## WORK INSTRUCTIONS
The data below should be restated word for word, with every picture omitted.

______________________________

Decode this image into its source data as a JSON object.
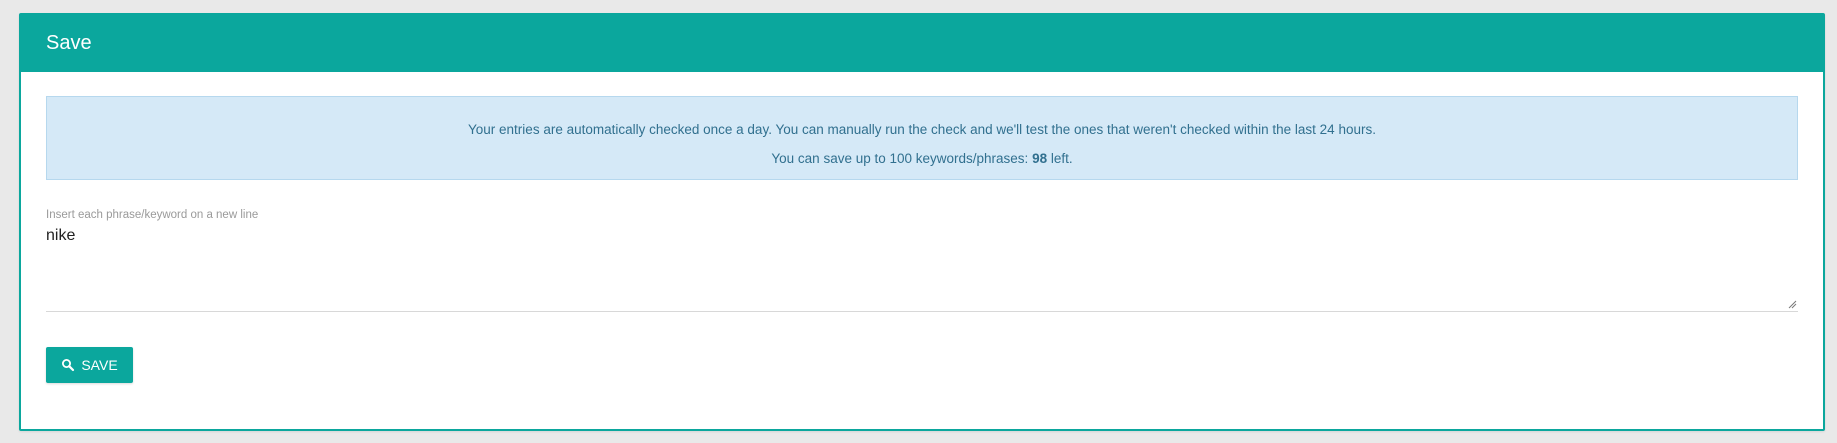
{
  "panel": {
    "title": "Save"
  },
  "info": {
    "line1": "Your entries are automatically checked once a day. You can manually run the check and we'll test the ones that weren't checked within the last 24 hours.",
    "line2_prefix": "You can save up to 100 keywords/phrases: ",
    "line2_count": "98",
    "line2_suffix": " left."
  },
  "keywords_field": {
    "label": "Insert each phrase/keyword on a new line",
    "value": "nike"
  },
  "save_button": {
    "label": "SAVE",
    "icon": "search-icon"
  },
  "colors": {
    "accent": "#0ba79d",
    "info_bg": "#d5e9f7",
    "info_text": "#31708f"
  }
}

______________________________

## ANSWER FOR THE TASK
Decode this image into its source data as a JSON object.
{
  "panel": {
    "title": "Save"
  },
  "info": {
    "line1": "Your entries are automatically checked once a day. You can manually run the check and we'll test the ones that weren't checked within the last 24 hours.",
    "line2_prefix": "You can save up to 100 keywords/phrases: ",
    "line2_count": "98",
    "line2_suffix": " left."
  },
  "keywords_field": {
    "label": "Insert each phrase/keyword on a new line",
    "value": "nike"
  },
  "save_button": {
    "label": "SAVE",
    "icon": "search-icon"
  },
  "colors": {
    "accent": "#0ba79d",
    "info_bg": "#d5e9f7",
    "info_text": "#31708f"
  }
}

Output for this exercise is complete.